Every line of the records below should be restated exactly.

::: Given data

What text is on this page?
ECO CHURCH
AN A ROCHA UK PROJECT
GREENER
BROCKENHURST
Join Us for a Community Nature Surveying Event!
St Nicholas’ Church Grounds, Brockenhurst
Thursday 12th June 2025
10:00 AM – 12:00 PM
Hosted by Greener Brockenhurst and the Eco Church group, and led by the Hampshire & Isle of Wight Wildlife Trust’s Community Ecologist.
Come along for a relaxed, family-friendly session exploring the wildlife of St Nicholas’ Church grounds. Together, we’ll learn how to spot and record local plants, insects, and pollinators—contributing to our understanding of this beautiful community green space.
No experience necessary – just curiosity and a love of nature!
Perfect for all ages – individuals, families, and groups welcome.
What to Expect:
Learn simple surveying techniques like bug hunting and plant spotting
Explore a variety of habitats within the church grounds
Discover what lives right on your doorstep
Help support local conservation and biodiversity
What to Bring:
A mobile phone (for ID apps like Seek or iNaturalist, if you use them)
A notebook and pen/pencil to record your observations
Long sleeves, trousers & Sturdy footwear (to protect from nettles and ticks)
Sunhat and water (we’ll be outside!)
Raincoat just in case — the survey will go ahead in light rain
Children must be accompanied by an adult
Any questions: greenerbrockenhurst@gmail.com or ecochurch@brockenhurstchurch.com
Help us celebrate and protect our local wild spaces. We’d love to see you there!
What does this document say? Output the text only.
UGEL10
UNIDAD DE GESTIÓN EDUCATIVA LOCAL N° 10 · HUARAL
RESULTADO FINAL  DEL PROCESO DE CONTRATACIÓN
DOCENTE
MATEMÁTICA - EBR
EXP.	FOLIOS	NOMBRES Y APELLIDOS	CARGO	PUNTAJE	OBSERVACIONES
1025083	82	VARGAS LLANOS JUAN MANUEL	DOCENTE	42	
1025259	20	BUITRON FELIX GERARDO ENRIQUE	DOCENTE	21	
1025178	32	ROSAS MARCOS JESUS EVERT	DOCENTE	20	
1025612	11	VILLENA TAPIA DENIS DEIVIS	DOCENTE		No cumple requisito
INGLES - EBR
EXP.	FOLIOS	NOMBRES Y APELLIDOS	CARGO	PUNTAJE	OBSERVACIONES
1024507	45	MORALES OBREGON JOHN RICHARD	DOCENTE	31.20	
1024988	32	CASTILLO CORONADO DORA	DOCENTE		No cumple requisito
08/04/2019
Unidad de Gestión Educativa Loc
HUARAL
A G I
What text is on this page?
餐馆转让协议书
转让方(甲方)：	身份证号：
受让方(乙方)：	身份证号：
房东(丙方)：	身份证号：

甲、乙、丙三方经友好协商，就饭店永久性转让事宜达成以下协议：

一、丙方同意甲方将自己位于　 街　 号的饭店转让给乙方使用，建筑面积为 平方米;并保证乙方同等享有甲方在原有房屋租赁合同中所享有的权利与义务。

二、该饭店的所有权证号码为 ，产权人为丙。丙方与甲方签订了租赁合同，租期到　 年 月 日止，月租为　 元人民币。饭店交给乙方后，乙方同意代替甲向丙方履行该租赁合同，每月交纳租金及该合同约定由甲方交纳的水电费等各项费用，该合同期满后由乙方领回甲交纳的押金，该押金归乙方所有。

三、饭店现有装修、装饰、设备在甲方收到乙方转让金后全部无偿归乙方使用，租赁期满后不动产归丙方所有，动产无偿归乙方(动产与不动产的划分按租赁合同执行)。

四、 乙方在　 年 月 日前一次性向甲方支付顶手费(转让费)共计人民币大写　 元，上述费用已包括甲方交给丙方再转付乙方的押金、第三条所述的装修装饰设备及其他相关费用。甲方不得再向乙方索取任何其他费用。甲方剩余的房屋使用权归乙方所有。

::::::

* _Written reply_
What text is on this page?
ECO CHURCH
AN A ROCHA UK PROJECT
GREENER
BROCKENHURST
Join Us for a Community Nature Surveying Event!
St Nicholas’ Church Grounds, Brockenhurst
Thursday 12th June 2025
10:00 AM – 12:00 PM
Hosted by Greener Brockenhurst and the Eco Church group, and led by the Hampshire & Isle of Wight Wildlife Trust’s Community Ecologist.
Come along for a relaxed, family-friendly session exploring the wildlife of St Nicholas’ Church grounds. Together, we’ll learn how to spot and record local plants, insects, and pollinators—contributing to our understanding of this beautiful community green space.
No experience necessary – just curiosity and a love of nature!
Perfect for all ages – individuals, families, and groups welcome.
What to Expect:
Learn simple surveying techniques like bug hunting and plant spotting
Explore a variety of habitats within the church grounds
Discover what lives right on your doorstep
Help support local conservation and biodiversity
What to Bring:
A mobile phone (for ID apps like Seek or iNaturalist, if you use them)
A notebook and pen/pencil to record your observations
Long sleeves, trousers & Sturdy footwear (to protect from nettles and ticks)
Sunhat and water (we’ll be outside!)
Raincoat just in case — the survey will go ahead in light rain
Children must be accompanied by an adult
Any questions: greenerbrockenhurst@gmail.com or ecochurch@brockenhurstchurch.com
Help us celebrate and protect our local wild spaces. We’d love to see you there!
What does this document say? Output the text only.
UGEL10
UNIDAD DE GESTIÓN EDUCATIVA LOCAL N° 10 · HUARAL
RESULTADO FINAL  DEL PROCESO DE CONTRATACIÓN
DOCENTE
MATEMÁTICA - EBR
EXP.	FOLIOS	NOMBRES Y APELLIDOS	CARGO	PUNTAJE	OBSERVACIONES
1025083	82	VARGAS LLANOS JUAN MANUEL	DOCENTE	42	
1025259	20	BUITRON FELIX GERARDO ENRIQUE	DOCENTE	21	
1025178	32	ROSAS MARCOS JESUS EVERT	DOCENTE	20	
1025612	11	VILLENA TAPIA DENIS DEIVIS	DOCENTE		No cumple requisito
INGLES - EBR
EXP.	FOLIOS	NOMBRES Y APELLIDOS	CARGO	PUNTAJE	OBSERVACIONES
1024507	45	MORALES OBREGON JOHN RICHARD	DOCENTE	31.20	
1024988	32	CASTILLO CORONADO DORA	DOCENTE		No cumple requisito
08/04/2019
Unidad de Gestión Educativa Loc
HUARAL
A G I
What text is on this page?
餐馆转让协议书
转让方(甲方)：	身份证号：
受让方(乙方)：	身份证号：
房东(丙方)：	身份证号：

甲、乙、丙三方经友好协商，就饭店永久性转让事宜达成以下协议：

一、丙方同意甲方将自己位于　 街　 号的饭店转让给乙方使用，建筑面积为 平方米;并保证乙方同等享有甲方在原有房屋租赁合同中所享有的权利与义务。

二、该饭店的所有权证号码为 ，产权人为丙。丙方与甲方签订了租赁合同，租期到　 年 月 日止，月租为　 元人民币。饭店交给乙方后，乙方同意代替甲向丙方履行该租赁合同，每月交纳租金及该合同约定由甲方交纳的水电费等各项费用，该合同期满后由乙方领回甲交纳的押金，该押金归乙方所有。

三、饭店现有装修、装饰、设备在甲方收到乙方转让金后全部无偿归乙方使用，租赁期满后不动产归丙方所有，动产无偿归乙方(动产与不动产的划分按租赁合同执行)。

四、 乙方在　 年 月 日前一次性向甲方支付顶手费(转让费)共计人民币大写　 元，上述费用已包括甲方交给丙方再转付乙方的押金、第三条所述的装修装饰设备及其他相关费用。甲方不得再向乙方索取任何其他费用。甲方剩余的房屋使用权归乙方所有。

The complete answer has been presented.